- Exercise brief
Reproduce all the lines exactly as they stand, apart from the pictures.

- Exercise inputs
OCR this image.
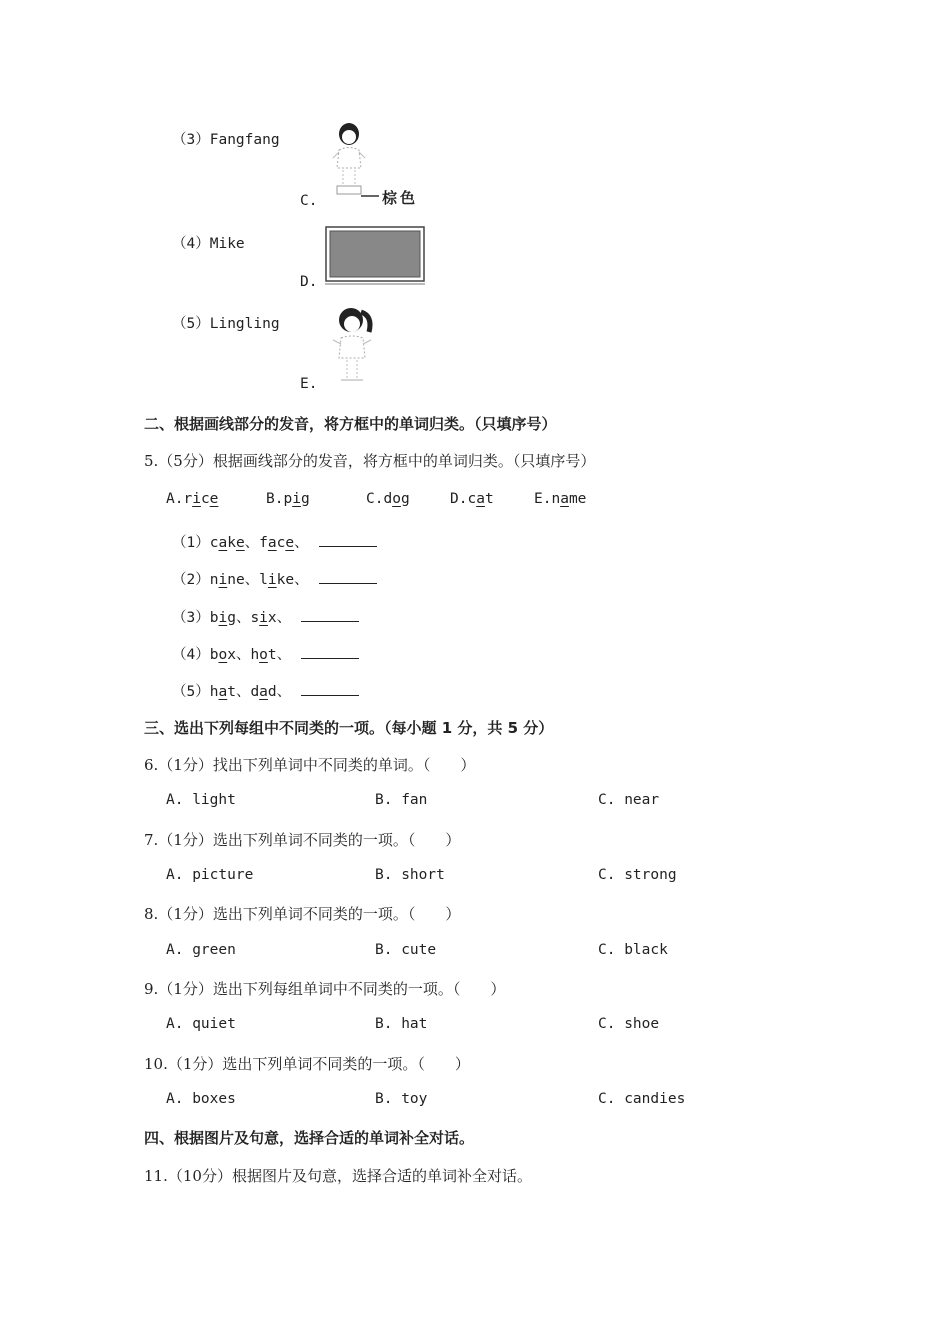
（3）Fangfang
C.	棕色
（4）Mike
D.
（5）Lingling
E.
二、根据画线部分的发音，将方框中的单词归类。（只填序号）
5.（5分）根据画线部分的发音，将方框中的单词归类。（只填序号）
A.rice	B.pig	C.dog	D.cat	E.name
（1）cake、face、
（2）nine、like、
（3）big、six、
（4）box、hot、
（5）hat、dad、
三、选出下列每组中不同类的一项。（每小题 1 分，共 5 分）
6.（1分）找出下列单词中不同类的单词。（　　）
A. light	B. fan	C. near
7.（1分）选出下列单词不同类的一项。（　　）
A. picture	B. short	C. strong
8.（1分）选出下列单词不同类的一项。（　　）
A. green	B. cute	C. black
9.（1分）选出下列每组单词中不同类的一项。（　　）
A. quiet	B. hat	C. shoe
10.（1分）选出下列单词不同类的一项。（　　）
A. boxes	B. toy	C. candies
四、根据图片及句意，选择合适的单词补全对话。
11.（10分）根据图片及句意，选择合适的单词补全对话。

- Reply to the exercise
OCR this image.
（3）Fangfang
C.	棕色
（4）Mike
D.
（5）Lingling
E.
二、根据画线部分的发音，将方框中的单词归类。（只填序号）
5.（5分）根据画线部分的发音，将方框中的单词归类。（只填序号）
A.rice	B.pig	C.dog	D.cat	E.name
（1）cake、face、
（2）nine、like、
（3）big、six、
（4）box、hot、
（5）hat、dad、
三、选出下列每组中不同类的一项。（每小题 1 分，共 5 分）
6.（1分）找出下列单词中不同类的单词。（　　）
A. light	B. fan	C. near
7.（1分）选出下列单词不同类的一项。（　　）
A. picture	B. short	C. strong
8.（1分）选出下列单词不同类的一项。（　　）
A. green	B. cute	C. black
9.（1分）选出下列每组单词中不同类的一项。（　　）
A. quiet	B. hat	C. shoe
10.（1分）选出下列单词不同类的一项。（　　）
A. boxes	B. toy	C. candies
四、根据图片及句意，选择合适的单词补全对话。
11.（10分）根据图片及句意，选择合适的单词补全对话。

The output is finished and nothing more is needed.